## EXERCISE REQUIREMENTS:
Look for the string "Password" and copy every line that has it.

Begin DATA TO PROCESS

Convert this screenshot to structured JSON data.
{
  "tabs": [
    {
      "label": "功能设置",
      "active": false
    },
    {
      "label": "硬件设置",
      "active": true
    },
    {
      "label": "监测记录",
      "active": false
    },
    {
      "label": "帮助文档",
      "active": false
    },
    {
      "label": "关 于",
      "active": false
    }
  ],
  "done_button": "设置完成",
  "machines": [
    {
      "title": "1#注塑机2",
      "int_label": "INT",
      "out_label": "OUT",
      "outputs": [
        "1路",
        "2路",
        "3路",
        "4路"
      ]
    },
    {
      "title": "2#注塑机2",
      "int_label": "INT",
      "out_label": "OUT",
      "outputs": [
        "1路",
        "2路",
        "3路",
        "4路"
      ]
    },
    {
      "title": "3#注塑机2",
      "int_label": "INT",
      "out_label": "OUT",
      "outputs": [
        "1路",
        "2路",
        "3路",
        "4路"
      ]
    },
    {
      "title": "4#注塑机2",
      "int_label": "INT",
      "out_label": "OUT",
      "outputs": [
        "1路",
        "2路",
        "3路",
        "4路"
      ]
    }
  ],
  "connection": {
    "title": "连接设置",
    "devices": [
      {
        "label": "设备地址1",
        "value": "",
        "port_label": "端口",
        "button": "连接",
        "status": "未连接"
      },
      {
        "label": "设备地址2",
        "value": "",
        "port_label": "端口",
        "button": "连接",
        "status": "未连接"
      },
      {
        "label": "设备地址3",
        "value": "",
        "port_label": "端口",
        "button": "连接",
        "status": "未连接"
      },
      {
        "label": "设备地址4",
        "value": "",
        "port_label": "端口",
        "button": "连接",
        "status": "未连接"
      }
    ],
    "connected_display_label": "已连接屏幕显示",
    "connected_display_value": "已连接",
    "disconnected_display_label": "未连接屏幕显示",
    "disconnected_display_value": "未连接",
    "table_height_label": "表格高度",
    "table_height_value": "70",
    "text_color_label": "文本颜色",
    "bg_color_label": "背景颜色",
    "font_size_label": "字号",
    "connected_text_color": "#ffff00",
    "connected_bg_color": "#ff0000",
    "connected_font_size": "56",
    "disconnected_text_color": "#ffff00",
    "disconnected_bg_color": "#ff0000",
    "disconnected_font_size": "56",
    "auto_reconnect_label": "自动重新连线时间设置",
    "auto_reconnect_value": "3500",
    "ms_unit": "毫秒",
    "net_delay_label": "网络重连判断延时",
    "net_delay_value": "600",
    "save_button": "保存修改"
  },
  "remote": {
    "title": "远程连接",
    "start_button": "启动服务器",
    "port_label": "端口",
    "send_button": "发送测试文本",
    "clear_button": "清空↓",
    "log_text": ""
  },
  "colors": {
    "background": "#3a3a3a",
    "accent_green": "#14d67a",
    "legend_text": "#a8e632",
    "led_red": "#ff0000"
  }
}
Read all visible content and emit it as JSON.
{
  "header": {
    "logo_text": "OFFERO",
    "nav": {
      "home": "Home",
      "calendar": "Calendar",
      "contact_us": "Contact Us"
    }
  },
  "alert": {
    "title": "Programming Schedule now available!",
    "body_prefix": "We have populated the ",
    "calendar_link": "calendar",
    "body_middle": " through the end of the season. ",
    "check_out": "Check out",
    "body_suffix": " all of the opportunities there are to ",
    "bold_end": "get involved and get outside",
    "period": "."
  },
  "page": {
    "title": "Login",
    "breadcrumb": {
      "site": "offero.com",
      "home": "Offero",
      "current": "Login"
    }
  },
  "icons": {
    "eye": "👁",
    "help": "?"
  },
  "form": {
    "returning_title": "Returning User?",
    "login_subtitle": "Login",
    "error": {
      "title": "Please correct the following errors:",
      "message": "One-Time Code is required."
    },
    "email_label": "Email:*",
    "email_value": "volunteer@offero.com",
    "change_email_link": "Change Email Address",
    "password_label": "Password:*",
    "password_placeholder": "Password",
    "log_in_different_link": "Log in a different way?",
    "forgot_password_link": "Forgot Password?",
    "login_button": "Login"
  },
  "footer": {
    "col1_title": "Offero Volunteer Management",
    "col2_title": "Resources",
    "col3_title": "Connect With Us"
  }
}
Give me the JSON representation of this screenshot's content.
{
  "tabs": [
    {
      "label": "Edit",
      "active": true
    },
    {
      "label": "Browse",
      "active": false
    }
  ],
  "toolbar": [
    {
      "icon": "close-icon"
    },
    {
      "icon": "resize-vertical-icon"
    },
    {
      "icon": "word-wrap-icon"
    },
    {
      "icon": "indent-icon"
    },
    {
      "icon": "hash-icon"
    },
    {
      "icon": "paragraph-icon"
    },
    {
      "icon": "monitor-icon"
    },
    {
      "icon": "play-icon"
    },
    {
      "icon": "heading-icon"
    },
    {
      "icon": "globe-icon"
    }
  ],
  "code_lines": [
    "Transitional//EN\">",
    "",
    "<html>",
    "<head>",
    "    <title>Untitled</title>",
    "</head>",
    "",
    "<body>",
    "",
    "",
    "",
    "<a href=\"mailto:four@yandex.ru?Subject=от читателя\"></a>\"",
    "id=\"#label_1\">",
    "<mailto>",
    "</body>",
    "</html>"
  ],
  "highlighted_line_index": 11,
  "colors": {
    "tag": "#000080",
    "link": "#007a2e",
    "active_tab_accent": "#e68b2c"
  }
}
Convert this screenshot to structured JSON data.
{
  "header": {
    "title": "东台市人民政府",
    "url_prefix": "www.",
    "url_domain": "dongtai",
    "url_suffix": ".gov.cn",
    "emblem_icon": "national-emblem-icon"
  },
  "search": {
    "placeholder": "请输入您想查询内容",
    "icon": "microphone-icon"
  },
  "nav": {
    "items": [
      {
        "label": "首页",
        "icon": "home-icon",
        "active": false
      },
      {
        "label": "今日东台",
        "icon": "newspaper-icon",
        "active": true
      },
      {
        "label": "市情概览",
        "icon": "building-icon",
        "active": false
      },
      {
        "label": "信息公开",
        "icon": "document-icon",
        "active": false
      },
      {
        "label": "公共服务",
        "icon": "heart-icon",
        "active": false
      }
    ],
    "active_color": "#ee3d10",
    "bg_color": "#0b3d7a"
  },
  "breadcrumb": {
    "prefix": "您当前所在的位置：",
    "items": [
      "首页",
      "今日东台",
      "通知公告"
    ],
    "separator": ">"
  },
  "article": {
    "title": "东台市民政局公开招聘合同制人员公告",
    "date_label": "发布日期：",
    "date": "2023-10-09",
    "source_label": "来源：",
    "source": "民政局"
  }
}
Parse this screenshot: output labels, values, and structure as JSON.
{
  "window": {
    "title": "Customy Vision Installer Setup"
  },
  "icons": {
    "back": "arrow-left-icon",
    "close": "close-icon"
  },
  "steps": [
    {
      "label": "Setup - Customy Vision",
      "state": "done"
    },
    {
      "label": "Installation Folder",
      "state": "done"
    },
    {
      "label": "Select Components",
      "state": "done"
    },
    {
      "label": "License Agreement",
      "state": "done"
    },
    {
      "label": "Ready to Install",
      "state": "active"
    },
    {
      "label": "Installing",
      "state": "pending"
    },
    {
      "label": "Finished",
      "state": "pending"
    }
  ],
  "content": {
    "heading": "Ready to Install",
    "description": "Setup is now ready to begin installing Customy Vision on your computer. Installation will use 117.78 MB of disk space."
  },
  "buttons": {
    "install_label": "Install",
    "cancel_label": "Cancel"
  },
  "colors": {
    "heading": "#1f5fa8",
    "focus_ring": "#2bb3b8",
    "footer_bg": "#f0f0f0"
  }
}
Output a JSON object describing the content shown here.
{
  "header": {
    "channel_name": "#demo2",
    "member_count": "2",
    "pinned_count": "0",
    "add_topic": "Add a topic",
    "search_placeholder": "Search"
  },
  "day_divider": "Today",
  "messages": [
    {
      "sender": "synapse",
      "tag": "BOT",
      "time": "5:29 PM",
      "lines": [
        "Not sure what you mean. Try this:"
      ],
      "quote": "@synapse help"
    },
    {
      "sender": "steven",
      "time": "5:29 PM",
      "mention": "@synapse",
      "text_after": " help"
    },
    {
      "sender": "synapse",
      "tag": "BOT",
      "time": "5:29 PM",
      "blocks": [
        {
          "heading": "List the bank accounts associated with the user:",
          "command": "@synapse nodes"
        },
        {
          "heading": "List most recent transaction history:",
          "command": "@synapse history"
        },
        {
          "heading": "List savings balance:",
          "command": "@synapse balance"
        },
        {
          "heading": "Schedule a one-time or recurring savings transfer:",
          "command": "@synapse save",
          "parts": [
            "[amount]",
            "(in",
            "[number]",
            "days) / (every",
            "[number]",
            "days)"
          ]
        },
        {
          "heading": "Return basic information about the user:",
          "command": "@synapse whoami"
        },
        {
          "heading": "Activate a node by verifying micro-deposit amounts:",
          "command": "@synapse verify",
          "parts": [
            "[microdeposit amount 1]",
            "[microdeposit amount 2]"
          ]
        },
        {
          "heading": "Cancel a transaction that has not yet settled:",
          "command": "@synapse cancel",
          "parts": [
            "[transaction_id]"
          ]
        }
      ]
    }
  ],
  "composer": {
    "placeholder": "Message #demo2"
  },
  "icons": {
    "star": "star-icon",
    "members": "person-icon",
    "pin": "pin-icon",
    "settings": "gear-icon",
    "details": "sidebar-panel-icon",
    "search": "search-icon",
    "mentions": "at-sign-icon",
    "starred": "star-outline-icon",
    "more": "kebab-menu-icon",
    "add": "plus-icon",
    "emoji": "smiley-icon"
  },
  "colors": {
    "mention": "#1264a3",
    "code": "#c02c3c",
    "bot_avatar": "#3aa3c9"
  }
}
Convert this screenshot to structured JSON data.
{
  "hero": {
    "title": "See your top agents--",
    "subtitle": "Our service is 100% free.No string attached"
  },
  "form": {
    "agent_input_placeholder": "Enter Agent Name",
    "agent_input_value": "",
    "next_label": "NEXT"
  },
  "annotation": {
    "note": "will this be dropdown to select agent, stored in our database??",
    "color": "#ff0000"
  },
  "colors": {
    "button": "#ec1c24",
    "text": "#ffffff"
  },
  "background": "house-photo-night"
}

End DATA TO PROCESS

## RESULT FOR THIS EXERCISE:
    "password_label": "Password:*",
    "password_placeholder": "Password",
    "forgot_password_link": "Forgot Password?",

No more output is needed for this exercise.